Task input =>
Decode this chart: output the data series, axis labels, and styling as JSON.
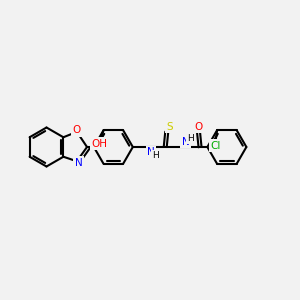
{
  "background_color": "#f2f2f2",
  "bond_color": "#000000",
  "bond_width": 1.5,
  "atom_colors": {
    "O": "#ff0000",
    "N": "#0000ff",
    "S": "#cccc00",
    "Cl": "#00aa00",
    "C": "#000000",
    "H": "#000000"
  },
  "font_size": 7.5
}
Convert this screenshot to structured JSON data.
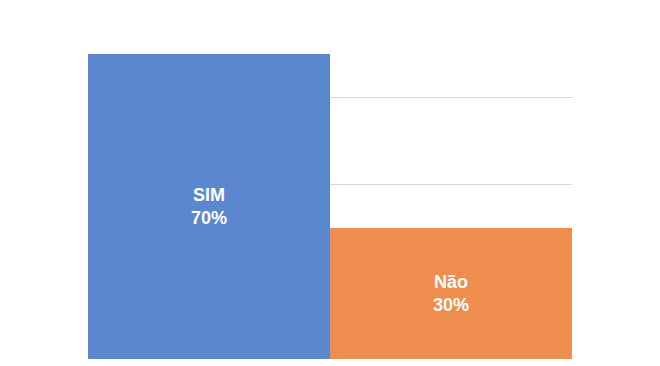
{
  "chart_data": {
    "type": "bar",
    "categories": [
      "SIM",
      "Não"
    ],
    "values": [
      70,
      30
    ],
    "value_labels": [
      "70%",
      "30%"
    ],
    "data_labels": true,
    "colors": [
      "#5b87cf",
      "#ef8d4f"
    ],
    "ylim": [
      0,
      80
    ],
    "yticks": [
      0,
      20,
      40,
      60,
      80
    ],
    "grid": true,
    "tick_labels": false
  }
}
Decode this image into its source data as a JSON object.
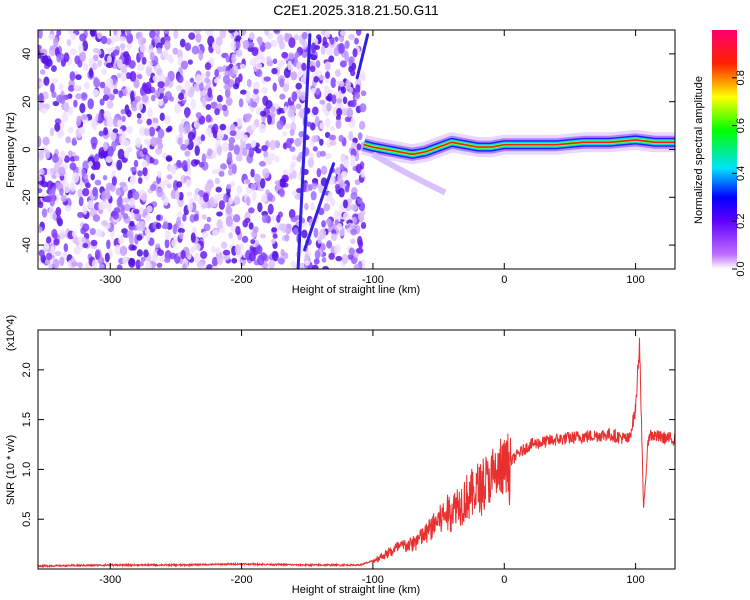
{
  "chart_data": [
    {
      "type": "heatmap",
      "title": "C2E1.2025.318.21.50.G11",
      "xlabel": "Height of straight line (km)",
      "ylabel": "Frequency (Hz)",
      "xlim": [
        -355,
        130
      ],
      "ylim": [
        -50,
        50
      ],
      "xticks": [
        -300,
        -200,
        -100,
        0,
        100
      ],
      "yticks": [
        -40,
        -20,
        0,
        20,
        40
      ],
      "grid": false,
      "colorbar": {
        "label": "Normalized spectral amplitude",
        "range": [
          0,
          1
        ],
        "ticks": [
          0.0,
          0.2,
          0.4,
          0.6,
          0.8
        ],
        "tick_labels": [
          "0.0",
          "0.2",
          "0.4",
          "0.6",
          "0.8"
        ],
        "colormap": [
          "#ffffff",
          "#b000ff",
          "#0000ff",
          "#00ffff",
          "#00ff00",
          "#ffff00",
          "#ff0000",
          "#ff0080"
        ]
      },
      "regions": [
        {
          "description": "noise",
          "x_range": [
            -355,
            -107
          ],
          "y_range": [
            -50,
            50
          ],
          "amplitude": 0.12
        },
        {
          "description": "carrier",
          "x_range": [
            -107,
            130
          ],
          "y_center": 2,
          "amplitude": 0.9
        }
      ],
      "tracks": [
        {
          "x": [
            -157,
            -148
          ],
          "y": [
            -50,
            48
          ],
          "amplitude": 0.2
        },
        {
          "x": [
            -152,
            -130
          ],
          "y": [
            -42,
            -6
          ],
          "amplitude": 0.3
        },
        {
          "x": [
            -112,
            -104
          ],
          "y": [
            30,
            48
          ],
          "amplitude": 0.2
        }
      ],
      "carrier_line": {
        "x": [
          -107,
          -100,
          -90,
          -80,
          -70,
          -60,
          -50,
          -40,
          -30,
          -20,
          -10,
          0,
          20,
          40,
          60,
          80,
          100,
          115,
          130
        ],
        "y": [
          2,
          1,
          0,
          -1,
          -2,
          -1,
          1,
          3,
          2,
          1,
          1,
          2,
          2,
          2,
          3,
          3,
          4,
          3,
          3
        ]
      }
    },
    {
      "type": "line",
      "xlabel": "Height of straight line (km)",
      "ylabel": "SNR (10 * v/v)",
      "yscale_label": "(x10^4)",
      "xlim": [
        -355,
        130
      ],
      "ylim": [
        0,
        2.4
      ],
      "xticks": [
        -300,
        -200,
        -100,
        0,
        100
      ],
      "yticks": [
        0.5,
        1.0,
        1.5,
        2.0
      ],
      "ytick_labels": [
        "0.5",
        "1.0",
        "1.5",
        "2.0"
      ],
      "grid": false,
      "series": [
        {
          "color": "#e83030",
          "x": [
            -355,
            -300,
            -250,
            -200,
            -150,
            -110,
            -100,
            -90,
            -80,
            -70,
            -60,
            -50,
            -40,
            -30,
            -20,
            -10,
            0,
            10,
            20,
            40,
            60,
            80,
            95,
            100,
            103,
            106,
            110,
            120,
            130
          ],
          "y": [
            0.03,
            0.04,
            0.04,
            0.05,
            0.04,
            0.04,
            0.08,
            0.15,
            0.22,
            0.25,
            0.35,
            0.5,
            0.6,
            0.7,
            0.8,
            0.9,
            1.0,
            1.15,
            1.25,
            1.3,
            1.33,
            1.35,
            1.3,
            1.6,
            2.3,
            0.6,
            1.35,
            1.32,
            1.3
          ]
        }
      ]
    }
  ]
}
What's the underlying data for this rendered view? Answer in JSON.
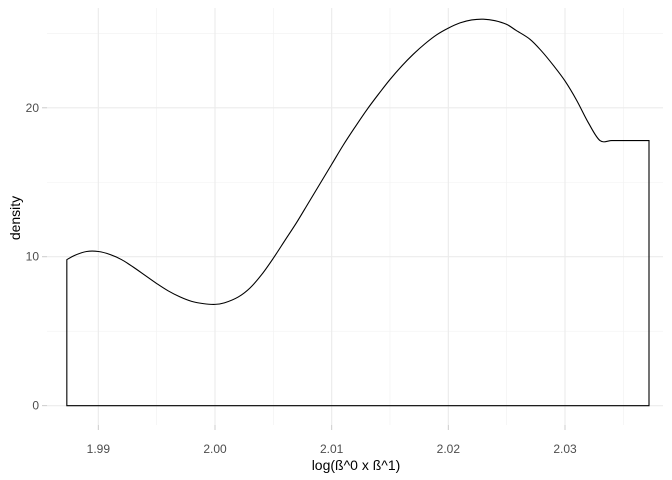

The problem => Your task is to reproduce all of the material exactly. The pictures stay out.

Solution to the exercise =>
Decode this chart: output the data series, axis labels, and styling as JSON.
{
  "background_color": "#f2f2f2",
  "bond_color": "#000000",
  "bond_width": 1.5,
  "atom_colors": {
    "O": "#ff0000",
    "N": "#0000ff",
    "S": "#cccc00",
    "Cl": "#00aa00",
    "C": "#000000",
    "H": "#000000"
  },
  "font_size": 7.5
}
Convert this screenshot to structured JSON data.
{
  "chart_data": {
    "type": "bar",
    "categories": [
      "SIM",
      "Não"
    ],
    "values": [
      70,
      30
    ],
    "value_labels": [
      "70%",
      "30%"
    ],
    "data_labels": true,
    "colors": [
      "#5b87cf",
      "#ef8d4f"
    ],
    "ylim": [
      0,
      80
    ],
    "yticks": [
      0,
      20,
      40,
      60,
      80
    ],
    "grid": true,
    "tick_labels": false
  }
}
Decode this image into its source data as a JSON object.
{
  "chart_data": [
    {
      "type": "heatmap",
      "title": "C2E1.2025.318.21.50.G11",
      "xlabel": "Height of straight line (km)",
      "ylabel": "Frequency (Hz)",
      "xlim": [
        -355,
        130
      ],
      "ylim": [
        -50,
        50
      ],
      "xticks": [
        -300,
        -200,
        -100,
        0,
        100
      ],
      "yticks": [
        -40,
        -20,
        0,
        20,
        40
      ],
      "grid": false,
      "colorbar": {
        "label": "Normalized spectral amplitude",
        "range": [
          0,
          1
        ],
        "ticks": [
          0.0,
          0.2,
          0.4,
          0.6,
          0.8
        ],
        "tick_labels": [
          "0.0",
          "0.2",
          "0.4",
          "0.6",
          "0.8"
        ],
        "colormap": [
          "#ffffff",
          "#b000ff",
          "#0000ff",
          "#00ffff",
          "#00ff00",
          "#ffff00",
          "#ff0000",
          "#ff0080"
        ]
      },
      "regions": [
        {
          "description": "noise",
          "x_range": [
            -355,
            -107
          ],
          "y_range": [
            -50,
            50
          ],
          "amplitude": 0.12
        },
        {
          "description": "carrier",
          "x_range": [
            -107,
            130
          ],
          "y_center": 2,
          "amplitude": 0.9
        }
      ],
      "tracks": [
        {
          "x": [
            -157,
            -148
          ],
          "y": [
            -50,
            48
          ],
          "amplitude": 0.2
        },
        {
          "x": [
            -152,
            -130
          ],
          "y": [
            -42,
            -6
          ],
          "amplitude": 0.3
        },
        {
          "x": [
            -112,
            -104
          ],
          "y": [
            30,
            48
          ],
          "amplitude": 0.2
        }
      ],
      "carrier_line": {
        "x": [
          -107,
          -100,
          -90,
          -80,
          -70,
          -60,
          -50,
          -40,
          -30,
          -20,
          -10,
          0,
          20,
          40,
          60,
          80,
          100,
          115,
          130
        ],
        "y": [
          2,
          1,
          0,
          -1,
          -2,
          -1,
          1,
          3,
          2,
          1,
          1,
          2,
          2,
          2,
          3,
          3,
          4,
          3,
          3
        ]
      }
    },
    {
      "type": "line",
      "xlabel": "Height of straight line (km)",
      "ylabel": "SNR (10 * v/v)",
      "yscale_label": "(x10^4)",
      "xlim": [
        -355,
        130
      ],
      "ylim": [
        0,
        2.4
      ],
      "xticks": [
        -300,
        -200,
        -100,
        0,
        100
      ],
      "yticks": [
        0.5,
        1.0,
        1.5,
        2.0
      ],
      "ytick_labels": [
        "0.5",
        "1.0",
        "1.5",
        "2.0"
      ],
      "grid": false,
      "series": [
        {
          "color": "#e83030",
          "x": [
            -355,
            -300,
            -250,
            -200,
            -150,
            -110,
            -100,
            -90,
            -80,
            -70,
            -60,
            -50,
            -40,
            -30,
            -20,
            -10,
            0,
            10,
            20,
            40,
            60,
            80,
            95,
            100,
            103,
            106,
            110,
            120,
            130
          ],
          "y": [
            0.03,
            0.04,
            0.04,
            0.05,
            0.04,
            0.04,
            0.08,
            0.15,
            0.22,
            0.25,
            0.35,
            0.5,
            0.6,
            0.7,
            0.8,
            0.9,
            1.0,
            1.15,
            1.25,
            1.3,
            1.33,
            1.35,
            1.3,
            1.6,
            2.3,
            0.6,
            1.35,
            1.32,
            1.3
          ]
        }
      ]
    }
  ]
}
What's the underlying data for this rendered view? Answer in JSON.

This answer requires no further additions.